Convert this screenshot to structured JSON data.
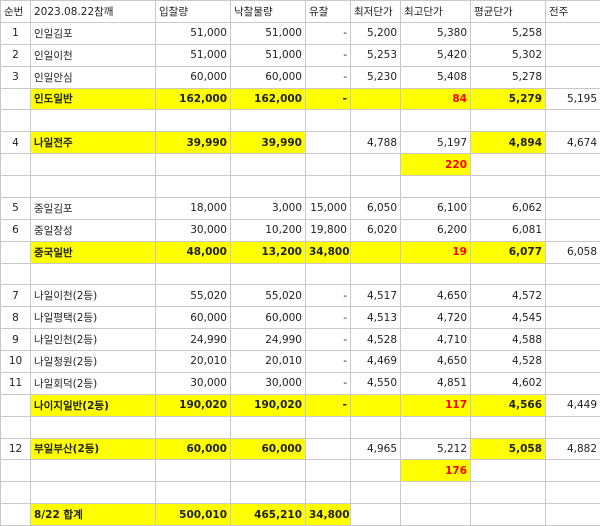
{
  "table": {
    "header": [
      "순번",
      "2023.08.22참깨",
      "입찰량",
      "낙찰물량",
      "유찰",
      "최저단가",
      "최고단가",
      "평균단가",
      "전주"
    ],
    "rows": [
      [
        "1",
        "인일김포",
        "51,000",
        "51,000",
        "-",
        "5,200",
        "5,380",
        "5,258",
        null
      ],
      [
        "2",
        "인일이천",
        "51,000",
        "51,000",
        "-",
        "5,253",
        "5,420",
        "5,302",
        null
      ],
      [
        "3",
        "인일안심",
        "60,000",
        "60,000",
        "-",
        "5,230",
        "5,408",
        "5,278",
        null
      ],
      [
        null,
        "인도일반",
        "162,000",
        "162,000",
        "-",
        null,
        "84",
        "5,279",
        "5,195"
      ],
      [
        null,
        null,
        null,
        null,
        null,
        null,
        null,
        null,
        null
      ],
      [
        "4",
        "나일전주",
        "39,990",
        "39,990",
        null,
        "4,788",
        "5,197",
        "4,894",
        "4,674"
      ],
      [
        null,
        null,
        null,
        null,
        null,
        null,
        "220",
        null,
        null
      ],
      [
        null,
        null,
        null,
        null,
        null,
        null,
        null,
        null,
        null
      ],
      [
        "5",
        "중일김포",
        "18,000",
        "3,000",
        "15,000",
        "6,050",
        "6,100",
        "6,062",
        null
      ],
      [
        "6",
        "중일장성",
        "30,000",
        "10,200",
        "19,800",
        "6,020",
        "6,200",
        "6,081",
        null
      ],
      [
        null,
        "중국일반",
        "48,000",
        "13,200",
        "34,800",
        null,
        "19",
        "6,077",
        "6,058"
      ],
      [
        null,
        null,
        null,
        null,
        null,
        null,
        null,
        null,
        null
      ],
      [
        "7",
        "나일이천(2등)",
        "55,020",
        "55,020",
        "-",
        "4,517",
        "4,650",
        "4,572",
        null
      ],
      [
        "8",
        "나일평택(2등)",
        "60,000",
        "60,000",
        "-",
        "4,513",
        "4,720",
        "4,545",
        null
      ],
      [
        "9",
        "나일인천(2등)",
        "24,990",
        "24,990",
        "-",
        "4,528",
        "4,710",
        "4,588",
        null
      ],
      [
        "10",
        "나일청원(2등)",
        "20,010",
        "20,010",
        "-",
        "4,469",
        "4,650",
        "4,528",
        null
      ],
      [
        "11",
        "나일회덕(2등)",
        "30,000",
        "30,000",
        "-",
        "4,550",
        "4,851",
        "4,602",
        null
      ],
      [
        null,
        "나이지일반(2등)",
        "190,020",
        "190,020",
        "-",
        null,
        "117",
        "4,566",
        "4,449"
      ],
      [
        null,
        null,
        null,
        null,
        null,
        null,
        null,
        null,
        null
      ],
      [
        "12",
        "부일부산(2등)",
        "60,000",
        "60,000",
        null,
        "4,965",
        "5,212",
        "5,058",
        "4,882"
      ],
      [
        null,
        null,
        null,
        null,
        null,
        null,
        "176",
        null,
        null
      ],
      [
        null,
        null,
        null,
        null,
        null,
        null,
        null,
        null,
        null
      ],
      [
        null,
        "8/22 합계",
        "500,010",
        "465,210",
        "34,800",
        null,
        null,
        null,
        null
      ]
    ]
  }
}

════════════════════

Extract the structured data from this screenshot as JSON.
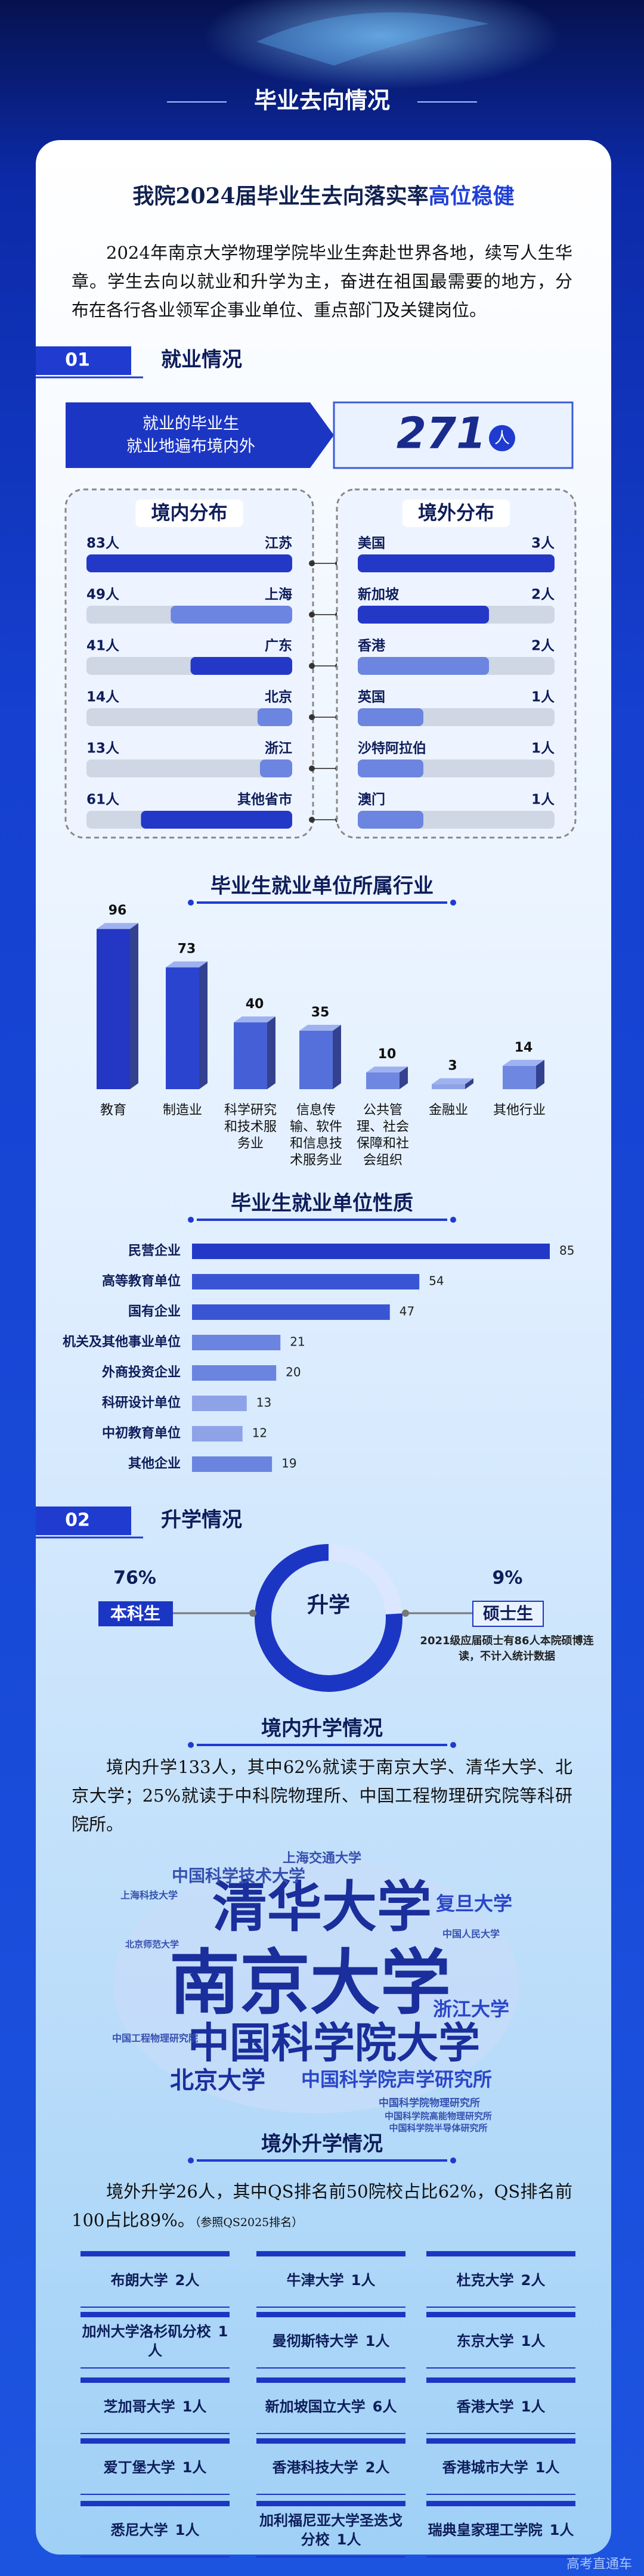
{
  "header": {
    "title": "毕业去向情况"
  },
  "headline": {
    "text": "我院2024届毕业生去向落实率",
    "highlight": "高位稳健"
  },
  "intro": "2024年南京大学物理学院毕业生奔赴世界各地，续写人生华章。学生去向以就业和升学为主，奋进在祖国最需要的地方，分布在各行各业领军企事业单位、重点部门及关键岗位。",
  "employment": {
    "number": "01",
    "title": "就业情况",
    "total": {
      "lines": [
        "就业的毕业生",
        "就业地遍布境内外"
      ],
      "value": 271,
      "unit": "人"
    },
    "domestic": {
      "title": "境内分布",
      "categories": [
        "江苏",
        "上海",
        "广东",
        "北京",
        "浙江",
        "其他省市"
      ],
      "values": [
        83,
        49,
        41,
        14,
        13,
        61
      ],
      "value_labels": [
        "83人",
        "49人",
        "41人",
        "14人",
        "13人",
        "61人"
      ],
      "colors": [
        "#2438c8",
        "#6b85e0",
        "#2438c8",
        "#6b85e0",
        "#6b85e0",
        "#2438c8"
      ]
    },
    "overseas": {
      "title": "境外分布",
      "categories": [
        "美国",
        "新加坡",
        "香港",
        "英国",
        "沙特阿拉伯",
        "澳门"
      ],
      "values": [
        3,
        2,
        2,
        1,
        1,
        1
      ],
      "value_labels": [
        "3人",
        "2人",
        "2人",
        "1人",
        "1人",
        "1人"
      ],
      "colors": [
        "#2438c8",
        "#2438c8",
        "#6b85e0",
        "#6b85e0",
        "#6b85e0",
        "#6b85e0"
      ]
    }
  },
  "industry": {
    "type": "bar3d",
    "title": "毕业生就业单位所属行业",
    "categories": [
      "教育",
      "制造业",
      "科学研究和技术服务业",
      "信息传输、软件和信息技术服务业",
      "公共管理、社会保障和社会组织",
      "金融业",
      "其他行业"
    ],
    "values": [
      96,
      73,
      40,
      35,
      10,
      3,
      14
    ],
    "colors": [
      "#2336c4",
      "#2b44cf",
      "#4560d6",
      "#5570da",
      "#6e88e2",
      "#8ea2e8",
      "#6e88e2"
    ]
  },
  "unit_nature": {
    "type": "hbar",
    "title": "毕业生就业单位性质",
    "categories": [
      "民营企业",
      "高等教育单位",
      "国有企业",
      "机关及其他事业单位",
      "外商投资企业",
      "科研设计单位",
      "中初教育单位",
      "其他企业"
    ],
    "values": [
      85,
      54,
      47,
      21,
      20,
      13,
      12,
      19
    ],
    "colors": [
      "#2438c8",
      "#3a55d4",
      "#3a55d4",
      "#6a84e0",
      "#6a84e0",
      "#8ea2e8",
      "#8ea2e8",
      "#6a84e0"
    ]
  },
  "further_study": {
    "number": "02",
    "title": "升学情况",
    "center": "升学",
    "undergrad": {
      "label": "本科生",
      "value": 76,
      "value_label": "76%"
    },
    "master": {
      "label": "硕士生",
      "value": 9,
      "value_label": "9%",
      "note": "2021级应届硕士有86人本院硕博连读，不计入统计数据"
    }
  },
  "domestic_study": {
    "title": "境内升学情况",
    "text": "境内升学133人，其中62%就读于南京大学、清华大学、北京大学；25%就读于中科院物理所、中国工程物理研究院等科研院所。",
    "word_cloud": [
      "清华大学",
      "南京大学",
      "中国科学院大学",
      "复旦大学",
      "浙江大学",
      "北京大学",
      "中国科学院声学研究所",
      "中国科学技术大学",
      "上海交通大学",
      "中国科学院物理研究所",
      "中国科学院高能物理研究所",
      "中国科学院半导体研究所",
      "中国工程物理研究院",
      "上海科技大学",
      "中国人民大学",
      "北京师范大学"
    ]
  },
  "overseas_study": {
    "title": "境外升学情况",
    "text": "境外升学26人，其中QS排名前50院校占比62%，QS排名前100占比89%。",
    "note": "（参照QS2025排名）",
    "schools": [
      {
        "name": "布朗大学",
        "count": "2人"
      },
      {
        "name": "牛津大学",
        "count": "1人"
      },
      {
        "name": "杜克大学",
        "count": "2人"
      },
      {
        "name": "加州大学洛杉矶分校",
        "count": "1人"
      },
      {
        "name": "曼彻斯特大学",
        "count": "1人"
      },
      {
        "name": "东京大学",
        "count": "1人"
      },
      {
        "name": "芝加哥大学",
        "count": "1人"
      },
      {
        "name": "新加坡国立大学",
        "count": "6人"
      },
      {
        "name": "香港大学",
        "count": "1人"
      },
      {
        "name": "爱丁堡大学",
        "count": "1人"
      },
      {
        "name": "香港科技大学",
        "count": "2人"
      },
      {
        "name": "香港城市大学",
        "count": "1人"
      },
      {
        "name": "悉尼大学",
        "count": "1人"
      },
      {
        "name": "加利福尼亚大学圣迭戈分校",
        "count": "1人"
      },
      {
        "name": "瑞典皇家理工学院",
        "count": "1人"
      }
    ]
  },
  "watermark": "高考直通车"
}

════════════════════

To be done :: Identify each line in the records above containing the word "this"; copy those lines.

Finished exercise ::
Convert this screenshot to structured JSON data.
Extract the structured data from this screenshot as JSON.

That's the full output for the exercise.